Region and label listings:
▼
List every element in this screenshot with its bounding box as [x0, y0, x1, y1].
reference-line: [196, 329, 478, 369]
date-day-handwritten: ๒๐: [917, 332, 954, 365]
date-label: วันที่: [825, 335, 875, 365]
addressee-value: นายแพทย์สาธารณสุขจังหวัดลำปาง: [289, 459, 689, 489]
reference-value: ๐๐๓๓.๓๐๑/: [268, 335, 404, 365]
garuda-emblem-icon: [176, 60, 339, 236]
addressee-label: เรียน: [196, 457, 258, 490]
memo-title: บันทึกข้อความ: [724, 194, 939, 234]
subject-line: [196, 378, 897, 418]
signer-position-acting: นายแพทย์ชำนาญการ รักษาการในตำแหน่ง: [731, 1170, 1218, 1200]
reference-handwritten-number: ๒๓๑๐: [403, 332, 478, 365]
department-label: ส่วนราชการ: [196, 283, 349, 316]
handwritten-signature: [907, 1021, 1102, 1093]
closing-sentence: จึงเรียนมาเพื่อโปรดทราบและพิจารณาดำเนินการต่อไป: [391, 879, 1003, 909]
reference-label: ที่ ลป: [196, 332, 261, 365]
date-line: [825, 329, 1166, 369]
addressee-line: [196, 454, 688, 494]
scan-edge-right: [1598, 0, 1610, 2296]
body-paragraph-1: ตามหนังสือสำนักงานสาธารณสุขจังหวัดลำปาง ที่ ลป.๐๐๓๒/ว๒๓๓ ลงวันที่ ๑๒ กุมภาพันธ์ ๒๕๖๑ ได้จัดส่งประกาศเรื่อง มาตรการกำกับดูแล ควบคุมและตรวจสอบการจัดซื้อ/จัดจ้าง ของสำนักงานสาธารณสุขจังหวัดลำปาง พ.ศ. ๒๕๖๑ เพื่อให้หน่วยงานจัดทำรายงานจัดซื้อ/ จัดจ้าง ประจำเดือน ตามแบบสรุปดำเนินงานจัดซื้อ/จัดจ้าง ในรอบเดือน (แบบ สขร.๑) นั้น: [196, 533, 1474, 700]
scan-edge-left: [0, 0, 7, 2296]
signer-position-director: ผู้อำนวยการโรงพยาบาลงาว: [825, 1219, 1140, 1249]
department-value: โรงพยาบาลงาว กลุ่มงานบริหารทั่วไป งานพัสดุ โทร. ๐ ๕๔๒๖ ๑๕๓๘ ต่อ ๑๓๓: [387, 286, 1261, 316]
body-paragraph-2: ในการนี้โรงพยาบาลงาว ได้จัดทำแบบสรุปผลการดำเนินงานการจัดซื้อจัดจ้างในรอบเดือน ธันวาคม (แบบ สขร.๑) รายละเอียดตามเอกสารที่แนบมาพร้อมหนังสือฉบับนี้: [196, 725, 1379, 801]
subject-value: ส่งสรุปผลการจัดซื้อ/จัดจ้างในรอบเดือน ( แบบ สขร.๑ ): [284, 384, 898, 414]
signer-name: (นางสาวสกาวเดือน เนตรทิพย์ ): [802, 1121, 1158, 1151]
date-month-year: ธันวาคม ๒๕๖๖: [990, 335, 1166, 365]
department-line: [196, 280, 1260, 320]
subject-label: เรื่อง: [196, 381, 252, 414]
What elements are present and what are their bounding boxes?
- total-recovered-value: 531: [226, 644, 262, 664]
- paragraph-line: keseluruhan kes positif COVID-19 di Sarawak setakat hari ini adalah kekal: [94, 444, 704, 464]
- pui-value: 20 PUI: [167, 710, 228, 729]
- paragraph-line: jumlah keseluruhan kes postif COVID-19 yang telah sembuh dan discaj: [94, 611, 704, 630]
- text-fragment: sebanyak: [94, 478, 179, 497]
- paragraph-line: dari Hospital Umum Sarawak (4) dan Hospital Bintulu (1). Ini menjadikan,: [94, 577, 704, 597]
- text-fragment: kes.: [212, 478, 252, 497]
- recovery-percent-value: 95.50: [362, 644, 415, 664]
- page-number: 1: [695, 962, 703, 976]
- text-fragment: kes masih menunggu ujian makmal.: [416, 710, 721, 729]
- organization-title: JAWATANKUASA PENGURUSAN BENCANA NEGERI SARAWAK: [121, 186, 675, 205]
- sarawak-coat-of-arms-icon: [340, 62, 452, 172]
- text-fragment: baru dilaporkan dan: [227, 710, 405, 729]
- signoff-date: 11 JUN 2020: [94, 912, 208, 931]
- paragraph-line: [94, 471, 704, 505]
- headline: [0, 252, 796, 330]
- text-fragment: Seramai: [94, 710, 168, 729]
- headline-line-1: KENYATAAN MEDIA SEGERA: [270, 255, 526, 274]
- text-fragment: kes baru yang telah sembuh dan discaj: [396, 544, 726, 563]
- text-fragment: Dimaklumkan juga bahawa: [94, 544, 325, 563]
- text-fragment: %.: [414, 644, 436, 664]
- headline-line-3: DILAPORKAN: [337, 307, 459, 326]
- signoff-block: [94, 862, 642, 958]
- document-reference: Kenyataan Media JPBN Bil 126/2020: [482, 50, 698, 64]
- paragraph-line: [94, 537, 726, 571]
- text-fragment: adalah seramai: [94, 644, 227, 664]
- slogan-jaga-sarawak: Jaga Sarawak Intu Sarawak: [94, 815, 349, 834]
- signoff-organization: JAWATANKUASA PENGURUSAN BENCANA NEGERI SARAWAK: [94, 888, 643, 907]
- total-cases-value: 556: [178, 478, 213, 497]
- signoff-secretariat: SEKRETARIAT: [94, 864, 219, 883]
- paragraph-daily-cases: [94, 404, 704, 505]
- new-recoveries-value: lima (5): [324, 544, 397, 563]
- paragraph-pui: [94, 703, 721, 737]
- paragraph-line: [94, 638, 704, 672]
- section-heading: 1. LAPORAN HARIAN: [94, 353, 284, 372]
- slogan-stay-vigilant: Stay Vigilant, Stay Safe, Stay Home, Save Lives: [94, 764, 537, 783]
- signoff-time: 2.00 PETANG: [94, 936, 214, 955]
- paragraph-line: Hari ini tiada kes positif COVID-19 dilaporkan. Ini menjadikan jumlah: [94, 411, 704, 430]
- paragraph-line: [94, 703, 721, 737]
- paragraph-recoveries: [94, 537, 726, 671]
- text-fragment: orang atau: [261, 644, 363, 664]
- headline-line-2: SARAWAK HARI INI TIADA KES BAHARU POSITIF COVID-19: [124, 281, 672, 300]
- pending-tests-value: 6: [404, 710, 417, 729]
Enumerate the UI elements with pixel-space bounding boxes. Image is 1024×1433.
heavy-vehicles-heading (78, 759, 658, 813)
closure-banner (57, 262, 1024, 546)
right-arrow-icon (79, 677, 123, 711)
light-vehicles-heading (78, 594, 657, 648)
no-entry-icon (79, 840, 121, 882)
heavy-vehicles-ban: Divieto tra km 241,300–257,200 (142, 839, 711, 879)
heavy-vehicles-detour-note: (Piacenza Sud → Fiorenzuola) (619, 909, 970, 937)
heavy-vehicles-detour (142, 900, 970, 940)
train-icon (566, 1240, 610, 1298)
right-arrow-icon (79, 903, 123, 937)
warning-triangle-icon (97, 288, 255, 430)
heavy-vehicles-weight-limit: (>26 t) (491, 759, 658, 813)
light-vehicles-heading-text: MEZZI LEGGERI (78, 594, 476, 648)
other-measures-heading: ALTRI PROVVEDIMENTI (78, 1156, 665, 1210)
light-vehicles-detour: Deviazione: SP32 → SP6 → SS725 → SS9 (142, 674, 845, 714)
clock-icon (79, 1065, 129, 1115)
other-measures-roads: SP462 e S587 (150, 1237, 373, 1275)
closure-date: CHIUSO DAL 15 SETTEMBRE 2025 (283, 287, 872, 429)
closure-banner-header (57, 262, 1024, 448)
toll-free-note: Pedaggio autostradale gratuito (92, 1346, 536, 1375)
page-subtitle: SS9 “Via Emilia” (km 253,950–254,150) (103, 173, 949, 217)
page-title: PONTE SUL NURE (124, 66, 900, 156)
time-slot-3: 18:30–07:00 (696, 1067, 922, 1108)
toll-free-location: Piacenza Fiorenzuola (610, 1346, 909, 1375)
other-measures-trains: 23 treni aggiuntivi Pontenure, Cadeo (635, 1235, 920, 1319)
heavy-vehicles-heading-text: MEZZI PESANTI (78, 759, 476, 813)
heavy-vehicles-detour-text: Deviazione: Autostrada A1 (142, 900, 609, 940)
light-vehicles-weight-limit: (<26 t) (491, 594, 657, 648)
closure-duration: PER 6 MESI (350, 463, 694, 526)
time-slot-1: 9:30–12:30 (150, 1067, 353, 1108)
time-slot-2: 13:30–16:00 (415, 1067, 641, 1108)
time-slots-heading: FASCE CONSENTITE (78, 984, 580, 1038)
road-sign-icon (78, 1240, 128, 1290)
▲
• [Task]: Copy the rows from the very first line down to the line holding "department-value: โรงพยาบาลงาว กลุ่มงานบริหารทั่วไป", including that line, and reproduce them word for word.

• [Expected answer]:
List every element in this screenshot with its bounding box as [x0, y0, x1, y1].
reference-line: [196, 329, 478, 369]
date-day-handwritten: ๒๐: [917, 332, 954, 365]
date-label: วันที่: [825, 335, 875, 365]
addressee-value: นายแพทย์สาธารณสุขจังหวัดลำปาง: [289, 459, 689, 489]
reference-value: ๐๐๓๓.๓๐๑/: [268, 335, 404, 365]
garuda-emblem-icon: [176, 60, 339, 236]
addressee-label: เรียน: [196, 457, 258, 490]
memo-title: บันทึกข้อความ: [724, 194, 939, 234]
subject-line: [196, 378, 897, 418]
signer-position-acting: นายแพทย์ชำนาญการ รักษาการในตำแหน่ง: [731, 1170, 1218, 1200]
reference-handwritten-number: ๒๓๑๐: [403, 332, 478, 365]
department-label: ส่วนราชการ: [196, 283, 349, 316]
handwritten-signature: [907, 1021, 1102, 1093]
closing-sentence: จึงเรียนมาเพื่อโปรดทราบและพิจารณาดำเนินการต่อไป: [391, 879, 1003, 909]
reference-label: ที่ ลป: [196, 332, 261, 365]
date-line: [825, 329, 1166, 369]
addressee-line: [196, 454, 688, 494]
scan-edge-right: [1598, 0, 1610, 2296]
body-paragraph-1: ตามหนังสือสำนักงานสาธารณสุขจังหวัดลำปาง ที่ ลป.๐๐๓๒/ว๒๓๓ ลงวันที่ ๑๒ กุมภาพันธ์ ๒๕๖๑ ได้จัดส่งประกาศเรื่อง มาตรการกำกับดูแล ควบคุมและตรวจสอบการจัดซื้อ/จัดจ้าง ของสำนักงานสาธารณสุขจังหวัดลำปาง พ.ศ. ๒๕๖๑ เพื่อให้หน่วยงานจัดทำรายงานจัดซื้อ/ จัดจ้าง ประจำเดือน ตามแบบสรุปดำเนินงานจัดซื้อ/จัดจ้าง ในรอบเดือน (แบบ สขร.๑) นั้น: [196, 533, 1474, 700]
scan-edge-left: [0, 0, 7, 2296]
signer-position-director: ผู้อำนวยการโรงพยาบาลงาว: [825, 1219, 1140, 1249]
department-value: โรงพยาบาลงาว กลุ่มงานบริหารทั่วไป งานพัสดุ โทร. ๐ ๕๔๒๖ ๑๕๓๘ ต่อ ๑๓๓: [387, 286, 1261, 316]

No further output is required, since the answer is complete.